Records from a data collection
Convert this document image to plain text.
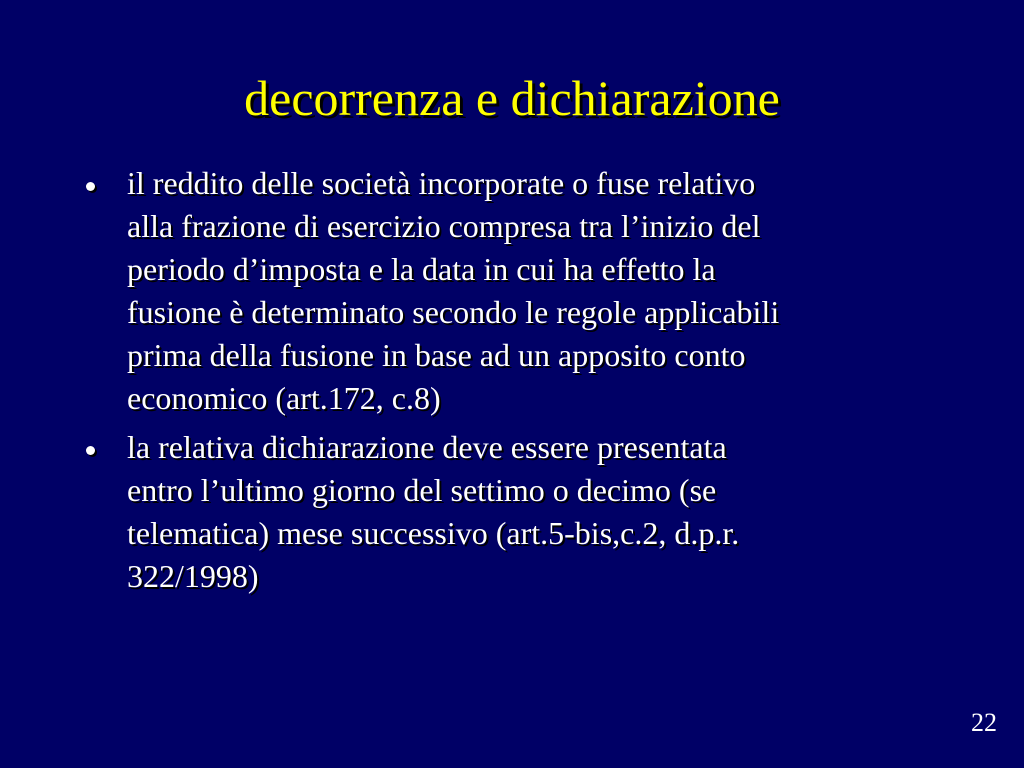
decorrenza e dichiarazione
il reddito delle società incorporate o fuse relativo
alla frazione di esercizio compresa tra l’inizio del
periodo d’imposta e la data in cui ha effetto la
fusione è determinato secondo le regole applicabili
prima della fusione in base ad un apposito conto
economico (art.172, c.8)
la relativa dichiarazione deve essere presentata
entro l’ultimo giorno del settimo o decimo (se
telematica) mese successivo (art.5-bis,c.2, d.p.r.
322/1998)
22
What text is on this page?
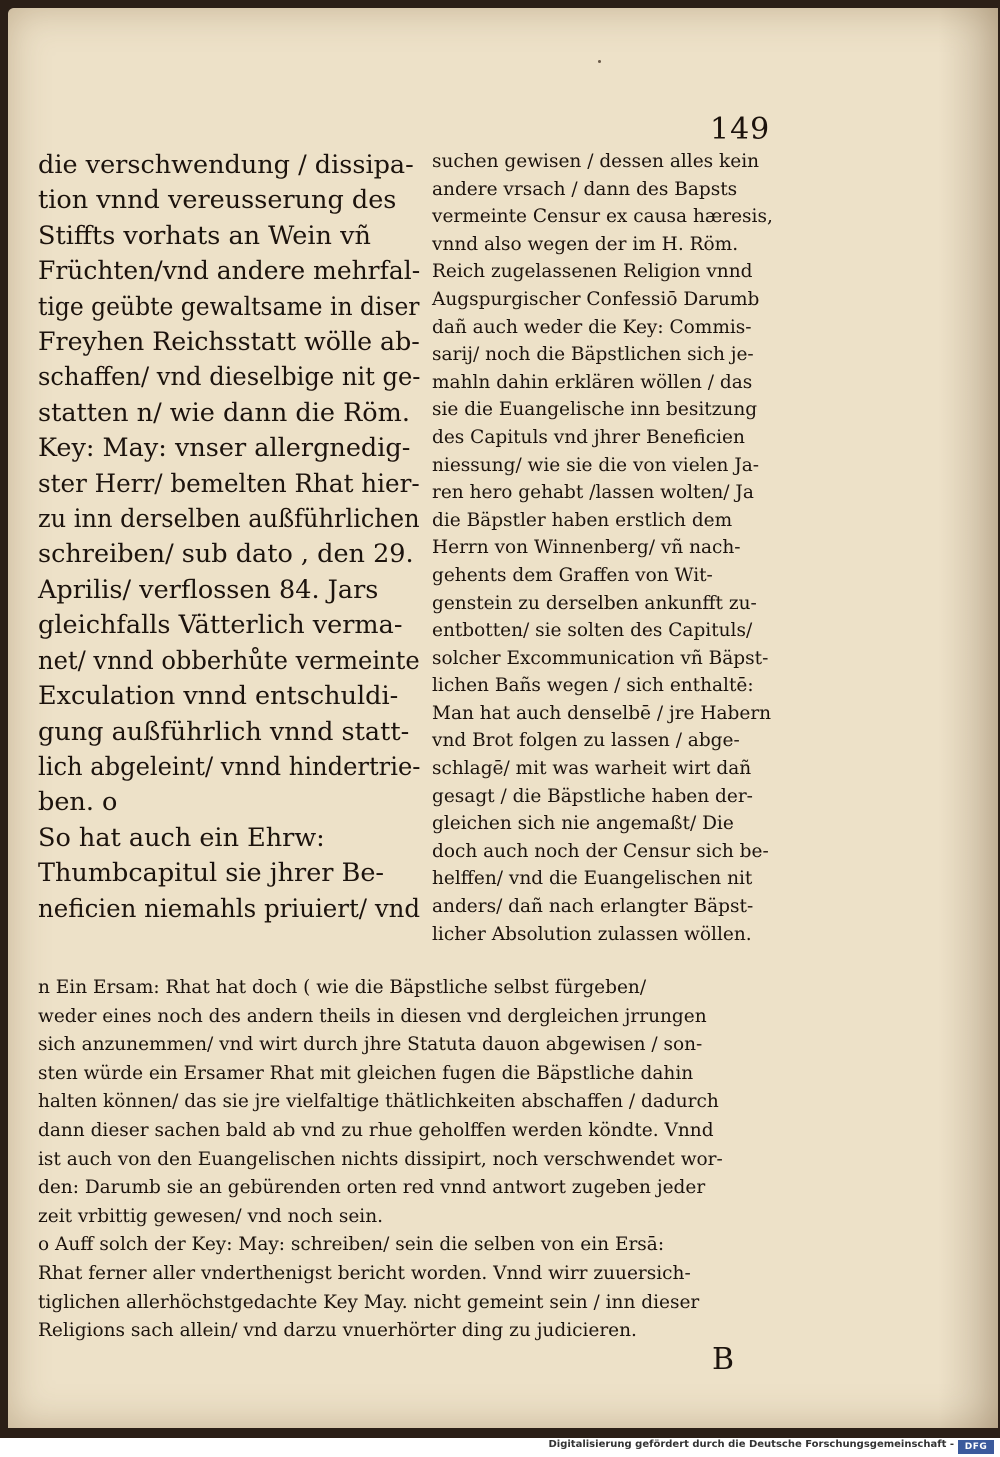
149
die verschwendung / dissipa-
tion vnnd vereusserung des
Stiffts vorhats an Wein vñ
Früchten/vnd andere mehrfal-
tige geübte gewaltsame in diser
Freyhen Reichsstatt wölle ab-
schaffen/ vnd dieselbige nit ge-
statten n/ wie dann die Röm.
Key: May: vnser allergnedig-
ster Herr/ bemelten Rhat hier-
zu inn derselben außführlichen
schreiben/ sub dato , den 29.
Aprilis/ verflossen 84. Jars
gleichfalls Vätterlich verma-
net/ vnnd obberhůte vermeinte
Exculation vnnd entschuldi-
gung außführlich vnnd statt-
lich abgeleint/ vnnd hindertrie-
ben. o
So hat auch ein Ehrw:
Thumbcapitul sie jhrer Be-
neficien niemahls priuiert/ vnd
suchen gewisen / dessen alles kein
andere vrsach / dann des Bapsts
vermeinte Censur ex causa hæresis,
vnnd also wegen der im H. Röm.
Reich zugelassenen Religion vnnd
Augspurgischer Confessiō Darumb
dañ auch weder die Key: Commis-
sarij/ noch die Bäpstlichen sich je-
mahln dahin erklären wöllen / das
sie die Euangelische inn besitzung
des Capituls vnd jhrer Beneficien
niessung/ wie sie die von vielen Ja-
ren hero gehabt /lassen wolten/ Ja
die Bäpstler haben erstlich dem
Herrn von Winnenberg/ vñ nach-
gehents dem Graffen von Wit-
genstein zu derselben ankunfft zu-
entbotten/ sie solten des Capituls/
solcher Excommunication vñ Bäpst-
lichen Bañs wegen / sich enthaltē:
Man hat auch denselbē / jre Habern
vnd Brot folgen zu lassen / abge-
schlagē/ mit was warheit wirt dañ
gesagt / die Bäpstliche haben der-
gleichen sich nie angemaßt/ Die
doch auch noch der Censur sich be-
helffen/ vnd die Euangelischen nit
anders/ dañ nach erlangter Bäpst-
licher Absolution zulassen wöllen.
n Ein Ersam: Rhat hat doch ( wie die Bäpstliche selbst fürgeben/
weder eines noch des andern theils in diesen vnd dergleichen jrrungen
sich anzunemmen/ vnd wirt durch jhre Statuta dauon abgewisen / son-
sten würde ein Ersamer Rhat mit gleichen fugen die Bäpstliche dahin
halten können/ das sie jre vielfaltige thätlichkeiten abschaffen / dadurch
dann dieser sachen bald ab vnd zu rhue geholffen werden köndte. Vnnd
ist auch von den Euangelischen nichts dissipirt, noch verschwendet wor-
den: Darumb sie an gebürenden orten red vnnd antwort zugeben jeder
zeit vrbittig gewesen/ vnd noch sein.
o Auff solch der Key: May: schreiben/ sein die selben von ein Ersā:
Rhat ferner aller vnderthenigst bericht worden. Vnnd wirr zuuersich-
tiglichen allerhöchstgedachte Key May. nicht gemeint sein / inn dieser
Religions sach allein/ vnd darzu vnuerhörter ding zu judicieren.
B
Digitalisierung gefördert durch die Deutsche Forschungsgemeinschaft -	DFG
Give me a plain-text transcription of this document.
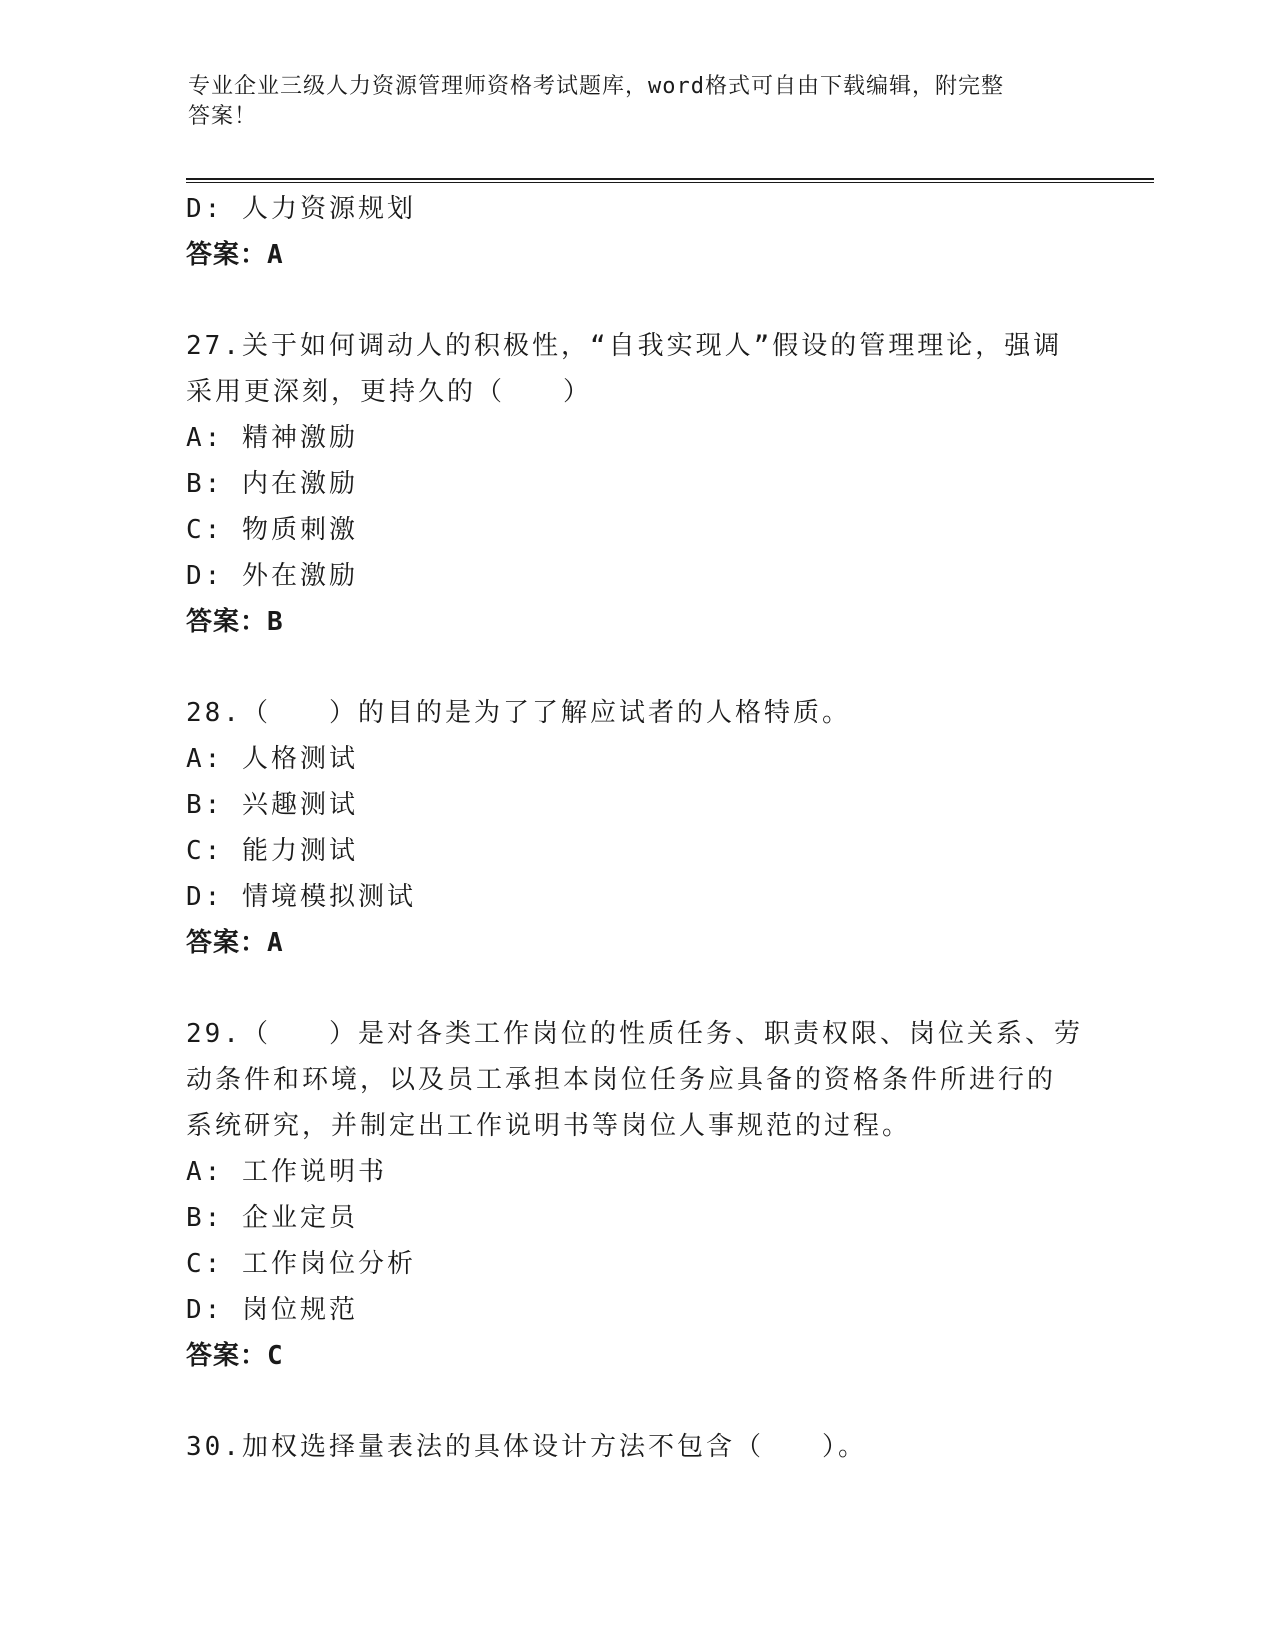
专业企业三级人力资源管理师资格考试题库，word格式可自由下载编辑，附完整
答案！
D: 人力资源规划
答案：A
27.关于如何调动人的积极性，“自我实现人”假设的管理理论，强调
采用更深刻，更持久的（　　）
A: 精神激励
B: 内在激励
C: 物质刺激
D: 外在激励
答案：B
28.（　　）的目的是为了了解应试者的人格特质。
A: 人格测试
B: 兴趣测试
C: 能力测试
D: 情境模拟测试
答案：A
29.（　　）是对各类工作岗位的性质任务、职责权限、岗位关系、劳
动条件和环境，以及员工承担本岗位任务应具备的资格条件所进行的
系统研究，并制定出工作说明书等岗位人事规范的过程。
A: 工作说明书
B: 企业定员
C: 工作岗位分析
D: 岗位规范
答案：C
30.加权选择量表法的具体设计方法不包含（　　）。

### TASK TO COMPLETE
Would you return the data exactly as written, without the pictures?

### CORRECT ANSWER
Convert this document image to plain text.
decorrenza e dichiarazione
il reddito delle società incorporate o fuse relativo
alla frazione di esercizio compresa tra l’inizio del
periodo d’imposta e la data in cui ha effetto la
fusione è determinato secondo le regole applicabili
prima della fusione in base ad un apposito conto
economico (art.172, c.8)
la relativa dichiarazione deve essere presentata
entro l’ultimo giorno del settimo o decimo (se
telematica) mese successivo (art.5-bis,c.2, d.p.r.
322/1998)
22
What text is on this page?
149
die verschwendung / dissipa-
tion vnnd vereusserung des
Stiffts vorhats an Wein vñ
Früchten/vnd andere mehrfal-
tige geübte gewaltsame in diser
Freyhen Reichsstatt wölle ab-
schaffen/ vnd dieselbige nit ge-
statten n/ wie dann die Röm.
Key: May: vnser allergnedig-
ster Herr/ bemelten Rhat hier-
zu inn derselben außführlichen
schreiben/ sub dato , den 29.
Aprilis/ verflossen 84. Jars
gleichfalls Vätterlich verma-
net/ vnnd obberhůte vermeinte
Exculation vnnd entschuldi-
gung außführlich vnnd statt-
lich abgeleint/ vnnd hindertrie-
ben. o
So hat auch ein Ehrw:
Thumbcapitul sie jhrer Be-
neficien niemahls priuiert/ vnd
suchen gewisen / dessen alles kein
andere vrsach / dann des Bapsts
vermeinte Censur ex causa hæresis,
vnnd also wegen der im H. Röm.
Reich zugelassenen Religion vnnd
Augspurgischer Confessiō Darumb
dañ auch weder die Key: Commis-
sarij/ noch die Bäpstlichen sich je-
mahln dahin erklären wöllen / das
sie die Euangelische inn besitzung
des Capituls vnd jhrer Beneficien
niessung/ wie sie die von vielen Ja-
ren hero gehabt /lassen wolten/ Ja
die Bäpstler haben erstlich dem
Herrn von Winnenberg/ vñ nach-
gehents dem Graffen von Wit-
genstein zu derselben ankunfft zu-
entbotten/ sie solten des Capituls/
solcher Excommunication vñ Bäpst-
lichen Bañs wegen / sich enthaltē:
Man hat auch denselbē / jre Habern
vnd Brot folgen zu lassen / abge-
schlagē/ mit was warheit wirt dañ
gesagt / die Bäpstliche haben der-
gleichen sich nie angemaßt/ Die
doch auch noch der Censur sich be-
helffen/ vnd die Euangelischen nit
anders/ dañ nach erlangter Bäpst-
licher Absolution zulassen wöllen.
n Ein Ersam: Rhat hat doch ( wie die Bäpstliche selbst fürgeben/
weder eines noch des andern theils in diesen vnd dergleichen jrrungen
sich anzunemmen/ vnd wirt durch jhre Statuta dauon abgewisen / son-
sten würde ein Ersamer Rhat mit gleichen fugen die Bäpstliche dahin
halten können/ das sie jre vielfaltige thätlichkeiten abschaffen / dadurch
dann dieser sachen bald ab vnd zu rhue geholffen werden köndte. Vnnd
ist auch von den Euangelischen nichts dissipirt, noch verschwendet wor-
den: Darumb sie an gebürenden orten red vnnd antwort zugeben jeder
zeit vrbittig gewesen/ vnd noch sein.
o Auff solch der Key: May: schreiben/ sein die selben von ein Ersā:
Rhat ferner aller vnderthenigst bericht worden. Vnnd wirr zuuersich-
tiglichen allerhöchstgedachte Key May. nicht gemeint sein / inn dieser
Religions sach allein/ vnd darzu vnuerhörter ding zu judicieren.
B
Digitalisierung gefördert durch die Deutsche Forschungsgemeinschaft -	DFG
Give me a plain-text transcription of this document.
专业企业三级人力资源管理师资格考试题库，word格式可自由下载编辑，附完整
答案！
D: 人力资源规划
答案：A
27.关于如何调动人的积极性，“自我实现人”假设的管理理论，强调
采用更深刻，更持久的（　　）
A: 精神激励
B: 内在激励
C: 物质刺激
D: 外在激励
答案：B
28.（　　）的目的是为了了解应试者的人格特质。
A: 人格测试
B: 兴趣测试
C: 能力测试
D: 情境模拟测试
答案：A
29.（　　）是对各类工作岗位的性质任务、职责权限、岗位关系、劳
动条件和环境，以及员工承担本岗位任务应具备的资格条件所进行的
系统研究，并制定出工作说明书等岗位人事规范的过程。
A: 工作说明书
B: 企业定员
C: 工作岗位分析
D: 岗位规范
答案：C
30.加权选择量表法的具体设计方法不包含（　　）。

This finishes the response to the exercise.